====== Data to process ======

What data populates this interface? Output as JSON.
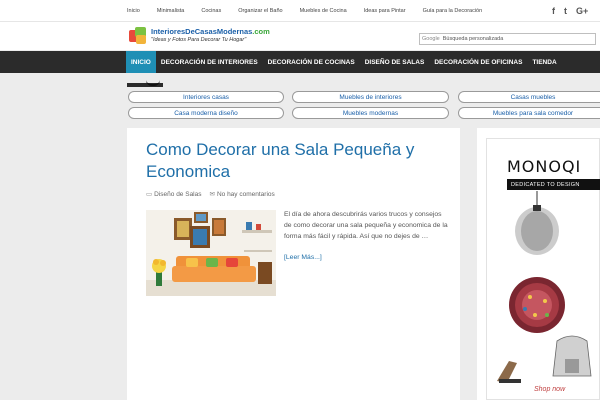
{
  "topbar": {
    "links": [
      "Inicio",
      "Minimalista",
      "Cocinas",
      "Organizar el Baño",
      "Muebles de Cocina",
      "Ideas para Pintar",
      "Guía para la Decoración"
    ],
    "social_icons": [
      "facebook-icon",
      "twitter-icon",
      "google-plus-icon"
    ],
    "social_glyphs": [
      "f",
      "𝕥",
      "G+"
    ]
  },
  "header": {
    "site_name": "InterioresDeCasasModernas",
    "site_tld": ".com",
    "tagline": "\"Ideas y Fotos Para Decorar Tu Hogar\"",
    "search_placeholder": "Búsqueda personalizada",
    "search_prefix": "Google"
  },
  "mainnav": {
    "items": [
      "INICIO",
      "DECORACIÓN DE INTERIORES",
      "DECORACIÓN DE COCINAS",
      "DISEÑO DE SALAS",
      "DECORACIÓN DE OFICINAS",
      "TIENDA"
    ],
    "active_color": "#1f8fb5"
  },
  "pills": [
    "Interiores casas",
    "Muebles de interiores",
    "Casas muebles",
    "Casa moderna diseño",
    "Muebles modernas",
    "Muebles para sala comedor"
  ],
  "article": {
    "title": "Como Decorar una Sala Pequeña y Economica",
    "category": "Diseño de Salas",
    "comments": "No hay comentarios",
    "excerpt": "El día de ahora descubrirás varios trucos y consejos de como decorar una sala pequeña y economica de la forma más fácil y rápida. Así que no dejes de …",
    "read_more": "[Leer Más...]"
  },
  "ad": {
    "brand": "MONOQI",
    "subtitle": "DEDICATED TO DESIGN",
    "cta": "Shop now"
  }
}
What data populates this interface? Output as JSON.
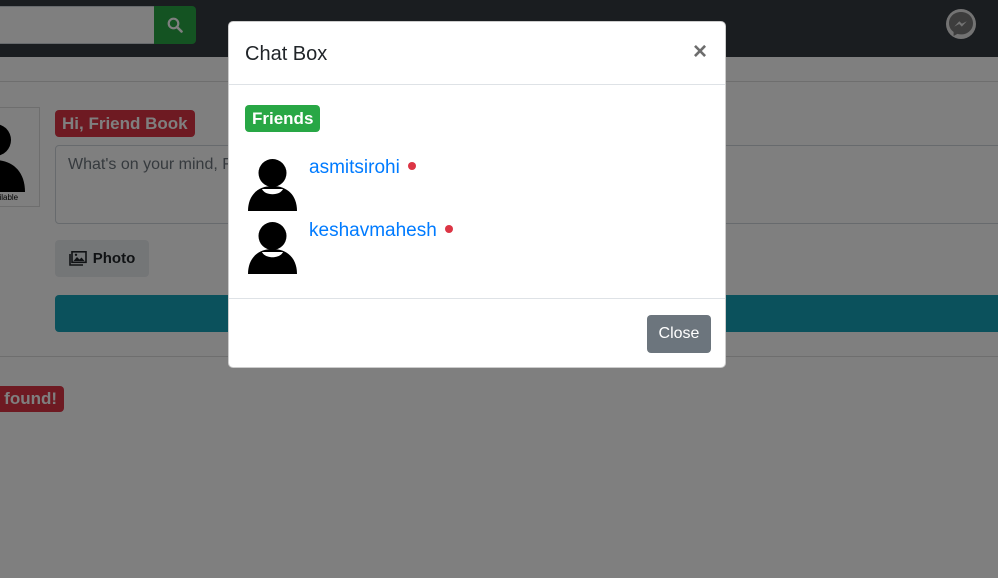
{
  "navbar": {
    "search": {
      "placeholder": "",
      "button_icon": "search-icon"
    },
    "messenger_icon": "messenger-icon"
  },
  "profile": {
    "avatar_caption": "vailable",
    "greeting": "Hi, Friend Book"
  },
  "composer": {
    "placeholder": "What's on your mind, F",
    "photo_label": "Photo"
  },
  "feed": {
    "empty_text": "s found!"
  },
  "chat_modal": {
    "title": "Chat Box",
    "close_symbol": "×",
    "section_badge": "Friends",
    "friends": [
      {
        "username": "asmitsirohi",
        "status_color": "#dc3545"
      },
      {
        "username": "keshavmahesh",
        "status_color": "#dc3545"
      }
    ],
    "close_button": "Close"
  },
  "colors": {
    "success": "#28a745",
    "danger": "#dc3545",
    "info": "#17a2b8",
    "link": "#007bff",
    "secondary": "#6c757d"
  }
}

======

Problem details: Leave out the pictures and transcribe everything else exactly.

Answer:
What data populates this interface? Output as JSON.
{
  "topbar": {
    "links": [
      "Inicio",
      "Minimalista",
      "Cocinas",
      "Organizar el Baño",
      "Muebles de Cocina",
      "Ideas para Pintar",
      "Guía para la Decoración"
    ],
    "social_icons": [
      "facebook-icon",
      "twitter-icon",
      "google-plus-icon"
    ],
    "social_glyphs": [
      "f",
      "𝕥",
      "G+"
    ]
  },
  "header": {
    "site_name": "InterioresDeCasasModernas",
    "site_tld": ".com",
    "tagline": "\"Ideas y Fotos Para Decorar Tu Hogar\"",
    "search_placeholder": "Búsqueda personalizada",
    "search_prefix": "Google"
  },
  "mainnav": {
    "items": [
      "INICIO",
      "DECORACIÓN DE INTERIORES",
      "DECORACIÓN DE COCINAS",
      "DISEÑO DE SALAS",
      "DECORACIÓN DE OFICINAS",
      "TIENDA"
    ],
    "active_color": "#1f8fb5"
  },
  "pills": [
    "Interiores casas",
    "Muebles de interiores",
    "Casas muebles",
    "Casa moderna diseño",
    "Muebles modernas",
    "Muebles para sala comedor"
  ],
  "article": {
    "title": "Como Decorar una Sala Pequeña y Economica",
    "category": "Diseño de Salas",
    "comments": "No hay comentarios",
    "excerpt": "El día de ahora descubrirás varios trucos y consejos de como decorar una sala pequeña y economica de la forma más fácil y rápida. Así que no dejes de …",
    "read_more": "[Leer Más...]"
  },
  "ad": {
    "brand": "MONOQI",
    "subtitle": "DEDICATED TO DESIGN",
    "cta": "Shop now"
  }
}
What data populates this interface? Output as JSON.
{
  "navbar": {
    "search": {
      "placeholder": "",
      "button_icon": "search-icon"
    },
    "messenger_icon": "messenger-icon"
  },
  "profile": {
    "avatar_caption": "vailable",
    "greeting": "Hi, Friend Book"
  },
  "composer": {
    "placeholder": "What's on your mind, F",
    "photo_label": "Photo"
  },
  "feed": {
    "empty_text": "s found!"
  },
  "chat_modal": {
    "title": "Chat Box",
    "close_symbol": "×",
    "section_badge": "Friends",
    "friends": [
      {
        "username": "asmitsirohi",
        "status_color": "#dc3545"
      },
      {
        "username": "keshavmahesh",
        "status_color": "#dc3545"
      }
    ],
    "close_button": "Close"
  },
  "colors": {
    "success": "#28a745",
    "danger": "#dc3545",
    "info": "#17a2b8",
    "link": "#007bff",
    "secondary": "#6c757d"
  }
}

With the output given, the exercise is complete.